*TASK DIRECTIONS*: Only a number is wanted: how many lines in the listing contain the word "this"?

[Saved entries]
<<<<

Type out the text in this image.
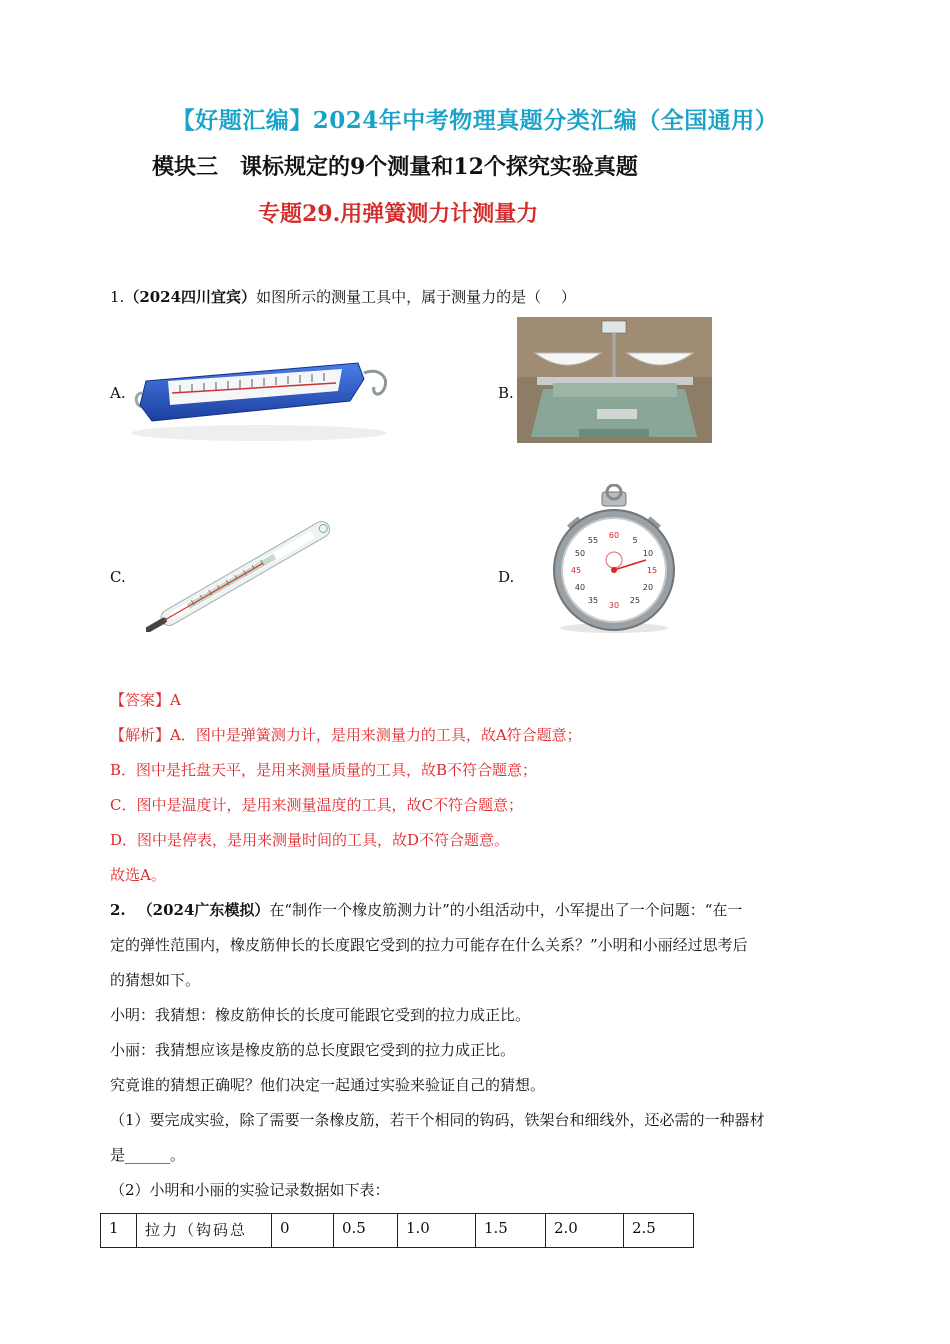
【好题汇编】2024年中考物理真题分类汇编（全国通用）
模块三　课标规定的9个测量和12个探究实验真题
专题29.用弹簧测力计测量力
1.（2024四川宜宾）如图所示的测量工具中，属于测量力的是（　 ）
A.	B.
C.	D.
60
5
10
15
20
25
30
35
40
45
50
55
【答案】A
【解析】A．图中是弹簧测力计，是用来测量力的工具，故A符合题意；
B．图中是托盘天平，是用来测量质量的工具，故B不符合题意；
C．图中是温度计，是用来测量温度的工具，故C不符合题意；
D．图中是停表，是用来测量时间的工具，故D不符合题意。
故选A。
2. （2024广东模拟）在“制作一个橡皮筋测力计”的小组活动中，小军提出了一个问题：“在一
定的弹性范围内，橡皮筋伸长的长度跟它受到的拉力可能存在什么关系？”小明和小丽经过思考后
的猜想如下。
小明：我猜想：橡皮筋伸长的长度可能跟它受到的拉力成正比。
小丽：我猜想应该是橡皮筋的总长度跟它受到的拉力成正比。
究竟谁的猜想正确呢？他们决定一起通过实验来验证自己的猜想。
（1）要完成实验，除了需要一条橡皮筋，若干个相同的钩码，铁架台和细线外，还必需的一种器材
是______。
（2）小明和小丽的实验记录数据如下表：
1	拉力（钩码总	0	0.5	1.0	1.5	2.0	2.5
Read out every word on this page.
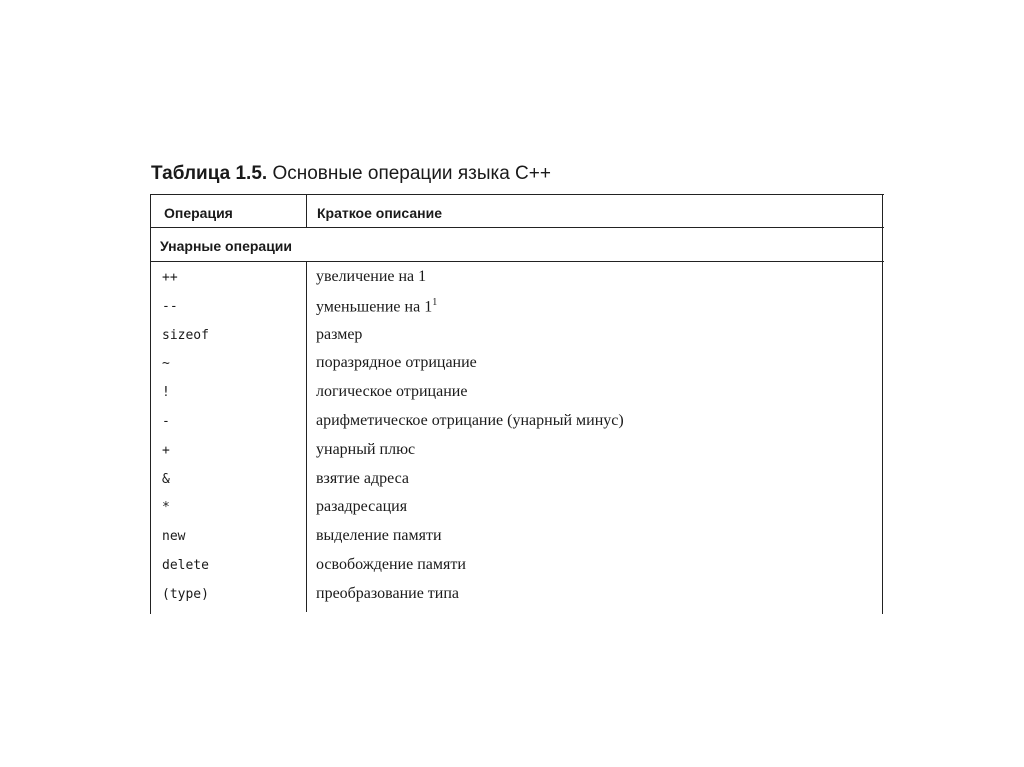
Таблица 1.5. Основные операции языка С++
Операция	Краткое описание
Унарные операции
++	увеличение на 1
--	уменьшение на $1^1$
sizeof	размер
~	поразрядное отрицание
!	логическое отрицание
-	арифметическое отрицание (унарный минус)
+	унарный плюс
&	взятие адреса
*	разадресация
new	выделение памяти
delete	освобождение памяти
(type)	преобразование типа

>>>>

*FINAL RESULT*: 2